***** Provided records
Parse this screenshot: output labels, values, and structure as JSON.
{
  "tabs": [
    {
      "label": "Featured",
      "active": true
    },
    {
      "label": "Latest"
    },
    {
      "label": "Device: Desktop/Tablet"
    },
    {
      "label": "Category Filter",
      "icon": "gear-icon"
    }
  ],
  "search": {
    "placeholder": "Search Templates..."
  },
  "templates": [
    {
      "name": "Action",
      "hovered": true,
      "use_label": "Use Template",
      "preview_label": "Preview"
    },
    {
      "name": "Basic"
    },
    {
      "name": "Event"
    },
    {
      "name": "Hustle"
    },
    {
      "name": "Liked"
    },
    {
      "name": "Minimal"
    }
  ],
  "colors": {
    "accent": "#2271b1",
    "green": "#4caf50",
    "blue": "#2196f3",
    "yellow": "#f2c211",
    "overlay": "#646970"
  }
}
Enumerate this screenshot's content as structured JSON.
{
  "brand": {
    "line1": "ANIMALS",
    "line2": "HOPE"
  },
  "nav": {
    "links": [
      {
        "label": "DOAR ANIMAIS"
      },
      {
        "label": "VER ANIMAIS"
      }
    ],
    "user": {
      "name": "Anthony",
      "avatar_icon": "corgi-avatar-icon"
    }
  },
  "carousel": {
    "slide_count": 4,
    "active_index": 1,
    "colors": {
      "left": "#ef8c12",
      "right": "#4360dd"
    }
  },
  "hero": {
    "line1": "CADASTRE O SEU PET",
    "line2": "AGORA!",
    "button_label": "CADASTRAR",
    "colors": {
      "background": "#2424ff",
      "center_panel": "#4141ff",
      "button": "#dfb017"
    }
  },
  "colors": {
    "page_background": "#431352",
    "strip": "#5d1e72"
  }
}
**********
Gather and copy every line of the data in which the string "screenshot" is found.

Parse this screenshot: output labels, values, and structure as JSON.
Enumerate this screenshot's content as structured JSON.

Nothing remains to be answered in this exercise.